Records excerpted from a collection
----
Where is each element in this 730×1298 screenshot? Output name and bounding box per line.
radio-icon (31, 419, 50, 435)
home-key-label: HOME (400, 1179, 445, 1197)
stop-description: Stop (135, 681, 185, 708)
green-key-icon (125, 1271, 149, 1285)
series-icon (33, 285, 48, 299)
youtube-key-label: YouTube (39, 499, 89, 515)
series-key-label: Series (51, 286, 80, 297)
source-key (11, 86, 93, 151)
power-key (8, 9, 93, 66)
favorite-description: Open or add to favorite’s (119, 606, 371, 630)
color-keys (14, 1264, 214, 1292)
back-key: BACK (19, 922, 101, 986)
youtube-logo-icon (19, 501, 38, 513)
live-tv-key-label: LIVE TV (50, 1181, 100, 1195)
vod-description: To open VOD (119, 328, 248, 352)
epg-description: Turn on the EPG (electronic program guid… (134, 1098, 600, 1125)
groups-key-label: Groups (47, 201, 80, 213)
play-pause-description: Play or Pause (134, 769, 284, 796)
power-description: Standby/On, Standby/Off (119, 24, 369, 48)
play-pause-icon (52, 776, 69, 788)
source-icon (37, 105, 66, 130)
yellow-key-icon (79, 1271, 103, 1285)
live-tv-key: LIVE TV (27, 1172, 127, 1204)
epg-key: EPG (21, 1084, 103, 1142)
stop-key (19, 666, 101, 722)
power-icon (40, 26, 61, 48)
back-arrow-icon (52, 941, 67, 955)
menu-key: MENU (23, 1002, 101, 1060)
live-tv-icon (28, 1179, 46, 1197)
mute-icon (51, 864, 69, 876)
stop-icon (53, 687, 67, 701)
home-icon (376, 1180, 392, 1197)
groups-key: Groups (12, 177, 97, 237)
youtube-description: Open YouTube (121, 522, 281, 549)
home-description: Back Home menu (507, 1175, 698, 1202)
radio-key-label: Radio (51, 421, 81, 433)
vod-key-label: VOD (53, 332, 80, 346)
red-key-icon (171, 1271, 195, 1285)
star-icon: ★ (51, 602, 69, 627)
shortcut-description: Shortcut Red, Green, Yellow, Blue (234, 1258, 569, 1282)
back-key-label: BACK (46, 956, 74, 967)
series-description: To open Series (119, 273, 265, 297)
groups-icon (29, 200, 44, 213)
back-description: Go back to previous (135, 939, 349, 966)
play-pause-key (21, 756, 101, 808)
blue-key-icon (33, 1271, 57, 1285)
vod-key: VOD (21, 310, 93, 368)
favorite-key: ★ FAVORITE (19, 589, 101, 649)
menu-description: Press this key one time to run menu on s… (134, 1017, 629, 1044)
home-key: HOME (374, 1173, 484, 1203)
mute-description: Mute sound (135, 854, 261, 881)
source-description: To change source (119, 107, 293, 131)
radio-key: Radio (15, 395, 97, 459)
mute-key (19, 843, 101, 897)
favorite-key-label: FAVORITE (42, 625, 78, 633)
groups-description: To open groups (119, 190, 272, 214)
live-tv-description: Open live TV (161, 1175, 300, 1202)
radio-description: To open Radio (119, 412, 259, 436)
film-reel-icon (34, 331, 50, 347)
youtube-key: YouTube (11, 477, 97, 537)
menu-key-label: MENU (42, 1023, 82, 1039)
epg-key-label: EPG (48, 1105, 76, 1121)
----
◆ Description of the task: Convert the entries, from the first line through the line containing "epg-key: EPG (21, 1084, 103, 1142)" inclusive, into a Markdown table with the columns No. and Line. Give each line its own numbered row and leave out blank lines.

◆ Reply:
| No. | Line |
|---|---|
| 1 | Where is each element in this 730×1298 screenshot? Output name and bounding box per line. |
| 2 | radio-icon (31, 419, 50, 435) |
| 3 | home-key-label: HOME (400, 1179, 445, 1197) |
| 4 | stop-description: Stop (135, 681, 185, 708) |
| 5 | green-key-icon (125, 1271, 149, 1285) |
| 6 | series-icon (33, 285, 48, 299) |
| 7 | youtube-key-label: YouTube (39, 499, 89, 515) |
| 8 | series-key-label: Series (51, 286, 80, 297) |
| 9 | source-key (11, 86, 93, 151) |
| 10 | power-key (8, 9, 93, 66) |
| 11 | favorite-description: Open or add to favorite’s (119, 606, 371, 630) |
| 12 | color-keys (14, 1264, 214, 1292) |
| 13 | back-key: BACK (19, 922, 101, 986) |
| 14 | youtube-logo-icon (19, 501, 38, 513) |
| 15 | live-tv-key-label: LIVE TV (50, 1181, 100, 1195) |
| 16 | vod-description: To open VOD (119, 328, 248, 352) |
| 17 | epg-description: Turn on the EPG (electronic program guid… (134, 1098, 600, 1125) |
| 18 | groups-key-label: Groups (47, 201, 80, 213) |
| 19 | play-pause-description: Play or Pause (134, 769, 284, 796) |
| 20 | power-description: Standby/On, Standby/Off (119, 24, 369, 48) |
| 21 | play-pause-icon (52, 776, 69, 788) |
| 22 | source-icon (37, 105, 66, 130) |
| 23 | yellow-key-icon (79, 1271, 103, 1285) |
| 24 | live-tv-key: LIVE TV (27, 1172, 127, 1204) |
| 25 | epg-key: EPG (21, 1084, 103, 1142) |